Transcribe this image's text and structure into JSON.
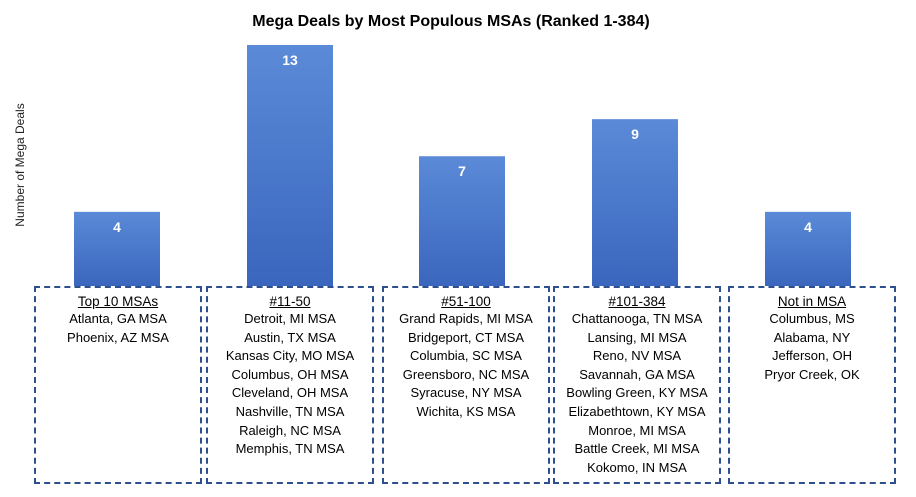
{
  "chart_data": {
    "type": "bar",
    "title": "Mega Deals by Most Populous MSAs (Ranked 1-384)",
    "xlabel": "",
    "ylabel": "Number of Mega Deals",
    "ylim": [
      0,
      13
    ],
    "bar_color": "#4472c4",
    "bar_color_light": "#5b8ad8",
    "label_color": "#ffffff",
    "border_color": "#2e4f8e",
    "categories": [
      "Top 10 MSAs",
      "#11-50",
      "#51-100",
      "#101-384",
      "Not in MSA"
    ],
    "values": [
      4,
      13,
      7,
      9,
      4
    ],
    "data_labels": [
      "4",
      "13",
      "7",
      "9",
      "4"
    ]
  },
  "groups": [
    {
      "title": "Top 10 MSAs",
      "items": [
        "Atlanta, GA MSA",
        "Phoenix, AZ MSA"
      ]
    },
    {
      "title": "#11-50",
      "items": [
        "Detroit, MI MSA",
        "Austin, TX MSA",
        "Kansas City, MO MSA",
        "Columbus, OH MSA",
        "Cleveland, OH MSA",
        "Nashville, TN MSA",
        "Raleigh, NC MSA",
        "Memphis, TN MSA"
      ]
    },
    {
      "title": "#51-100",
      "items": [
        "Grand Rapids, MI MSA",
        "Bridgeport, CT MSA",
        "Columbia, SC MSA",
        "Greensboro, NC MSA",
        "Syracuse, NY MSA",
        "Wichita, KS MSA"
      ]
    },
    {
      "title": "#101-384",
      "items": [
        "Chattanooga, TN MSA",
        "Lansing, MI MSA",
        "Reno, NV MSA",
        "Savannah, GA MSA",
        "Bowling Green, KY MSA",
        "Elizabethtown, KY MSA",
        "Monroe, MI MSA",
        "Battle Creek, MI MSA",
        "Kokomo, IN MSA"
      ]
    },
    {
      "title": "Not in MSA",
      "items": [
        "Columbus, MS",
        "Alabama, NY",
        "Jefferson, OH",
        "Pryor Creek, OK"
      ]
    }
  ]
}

### WORK TO BE COMPLETED
Reproduce each line exactly, please, except for any pictures.

### THE ANSWER
Transcribe this image's text and structure into JSON.
{
  "chart_data": {
    "type": "bar",
    "title": "Mega Deals by Most Populous MSAs (Ranked 1-384)",
    "xlabel": "",
    "ylabel": "Number of Mega Deals",
    "ylim": [
      0,
      13
    ],
    "bar_color": "#4472c4",
    "bar_color_light": "#5b8ad8",
    "label_color": "#ffffff",
    "border_color": "#2e4f8e",
    "categories": [
      "Top 10 MSAs",
      "#11-50",
      "#51-100",
      "#101-384",
      "Not in MSA"
    ],
    "values": [
      4,
      13,
      7,
      9,
      4
    ],
    "data_labels": [
      "4",
      "13",
      "7",
      "9",
      "4"
    ]
  },
  "groups": [
    {
      "title": "Top 10 MSAs",
      "items": [
        "Atlanta, GA MSA",
        "Phoenix, AZ MSA"
      ]
    },
    {
      "title": "#11-50",
      "items": [
        "Detroit, MI MSA",
        "Austin, TX MSA",
        "Kansas City, MO MSA",
        "Columbus, OH MSA",
        "Cleveland, OH MSA",
        "Nashville, TN MSA",
        "Raleigh, NC MSA",
        "Memphis, TN MSA"
      ]
    },
    {
      "title": "#51-100",
      "items": [
        "Grand Rapids, MI MSA",
        "Bridgeport, CT MSA",
        "Columbia, SC MSA",
        "Greensboro, NC MSA",
        "Syracuse, NY MSA",
        "Wichita, KS MSA"
      ]
    },
    {
      "title": "#101-384",
      "items": [
        "Chattanooga, TN MSA",
        "Lansing, MI MSA",
        "Reno, NV MSA",
        "Savannah, GA MSA",
        "Bowling Green, KY MSA",
        "Elizabethtown, KY MSA",
        "Monroe, MI MSA",
        "Battle Creek, MI MSA",
        "Kokomo, IN MSA"
      ]
    },
    {
      "title": "Not in MSA",
      "items": [
        "Columbus, MS",
        "Alabama, NY",
        "Jefferson, OH",
        "Pryor Creek, OK"
      ]
    }
  ]
}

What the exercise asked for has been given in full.